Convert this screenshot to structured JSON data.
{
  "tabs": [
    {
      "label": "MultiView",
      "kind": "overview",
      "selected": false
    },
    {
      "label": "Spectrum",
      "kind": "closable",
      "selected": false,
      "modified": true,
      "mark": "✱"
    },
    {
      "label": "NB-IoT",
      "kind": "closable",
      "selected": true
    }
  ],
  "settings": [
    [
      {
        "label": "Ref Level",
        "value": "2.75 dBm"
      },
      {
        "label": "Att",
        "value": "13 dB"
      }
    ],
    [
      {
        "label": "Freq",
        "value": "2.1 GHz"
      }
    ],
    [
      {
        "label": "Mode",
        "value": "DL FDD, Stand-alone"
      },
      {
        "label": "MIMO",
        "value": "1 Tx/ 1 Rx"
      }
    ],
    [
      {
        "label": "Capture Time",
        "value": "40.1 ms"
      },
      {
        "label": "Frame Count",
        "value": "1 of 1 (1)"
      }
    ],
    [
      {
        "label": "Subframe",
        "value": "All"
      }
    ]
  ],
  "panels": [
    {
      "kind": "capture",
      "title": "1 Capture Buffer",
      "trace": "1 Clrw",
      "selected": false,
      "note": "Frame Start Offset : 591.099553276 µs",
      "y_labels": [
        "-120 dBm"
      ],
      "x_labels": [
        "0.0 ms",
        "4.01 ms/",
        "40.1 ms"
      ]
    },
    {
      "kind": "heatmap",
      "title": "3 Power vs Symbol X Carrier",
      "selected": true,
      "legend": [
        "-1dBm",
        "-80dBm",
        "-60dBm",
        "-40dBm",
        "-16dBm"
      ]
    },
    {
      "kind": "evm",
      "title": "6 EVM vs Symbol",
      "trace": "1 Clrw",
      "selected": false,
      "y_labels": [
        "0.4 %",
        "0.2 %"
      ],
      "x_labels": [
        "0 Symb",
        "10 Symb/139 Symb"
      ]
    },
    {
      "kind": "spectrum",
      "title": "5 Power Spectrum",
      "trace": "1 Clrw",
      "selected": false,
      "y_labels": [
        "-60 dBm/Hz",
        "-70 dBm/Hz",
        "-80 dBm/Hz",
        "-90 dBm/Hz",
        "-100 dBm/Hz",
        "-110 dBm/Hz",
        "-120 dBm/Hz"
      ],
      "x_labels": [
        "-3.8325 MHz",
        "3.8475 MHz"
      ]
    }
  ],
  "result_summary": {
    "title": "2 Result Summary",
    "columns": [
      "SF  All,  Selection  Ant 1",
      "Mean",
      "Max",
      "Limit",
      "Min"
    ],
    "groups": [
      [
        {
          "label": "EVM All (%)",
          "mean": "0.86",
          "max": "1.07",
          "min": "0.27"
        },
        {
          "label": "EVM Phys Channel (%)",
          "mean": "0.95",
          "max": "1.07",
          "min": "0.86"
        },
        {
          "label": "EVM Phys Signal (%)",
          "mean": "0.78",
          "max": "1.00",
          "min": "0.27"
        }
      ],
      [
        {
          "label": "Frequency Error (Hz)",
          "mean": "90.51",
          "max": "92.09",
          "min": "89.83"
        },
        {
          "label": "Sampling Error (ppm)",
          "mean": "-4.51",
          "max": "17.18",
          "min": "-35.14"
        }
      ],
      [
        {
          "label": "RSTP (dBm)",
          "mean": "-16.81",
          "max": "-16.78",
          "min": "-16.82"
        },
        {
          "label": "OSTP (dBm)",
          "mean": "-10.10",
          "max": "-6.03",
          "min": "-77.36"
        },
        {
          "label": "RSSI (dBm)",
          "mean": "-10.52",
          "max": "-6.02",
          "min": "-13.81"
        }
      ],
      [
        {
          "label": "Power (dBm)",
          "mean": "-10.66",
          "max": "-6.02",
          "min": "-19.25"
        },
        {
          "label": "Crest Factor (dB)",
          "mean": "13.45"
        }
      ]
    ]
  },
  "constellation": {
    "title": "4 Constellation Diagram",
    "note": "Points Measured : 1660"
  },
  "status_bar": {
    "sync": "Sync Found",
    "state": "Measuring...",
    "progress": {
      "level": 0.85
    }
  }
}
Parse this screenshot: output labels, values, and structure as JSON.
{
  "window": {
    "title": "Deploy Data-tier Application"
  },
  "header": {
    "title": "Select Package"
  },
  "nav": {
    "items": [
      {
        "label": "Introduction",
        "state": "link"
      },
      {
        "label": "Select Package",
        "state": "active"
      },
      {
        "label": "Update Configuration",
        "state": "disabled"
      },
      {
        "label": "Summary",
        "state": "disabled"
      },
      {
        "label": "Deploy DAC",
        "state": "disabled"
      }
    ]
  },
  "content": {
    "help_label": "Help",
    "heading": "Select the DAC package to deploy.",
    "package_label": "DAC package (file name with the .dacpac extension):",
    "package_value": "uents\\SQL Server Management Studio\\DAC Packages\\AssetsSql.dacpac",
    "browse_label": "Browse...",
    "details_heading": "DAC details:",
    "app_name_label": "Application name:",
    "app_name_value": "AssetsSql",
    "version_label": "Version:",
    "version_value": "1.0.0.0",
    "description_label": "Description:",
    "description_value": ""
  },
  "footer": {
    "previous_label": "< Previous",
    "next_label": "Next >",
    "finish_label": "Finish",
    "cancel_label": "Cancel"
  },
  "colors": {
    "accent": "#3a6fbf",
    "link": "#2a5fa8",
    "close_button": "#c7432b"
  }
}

☆ ☆ ☆ ☆

Pull out every line holding "true" from the records above, and copy it.

      "modified": true,
      "selected": true
      "selected": true,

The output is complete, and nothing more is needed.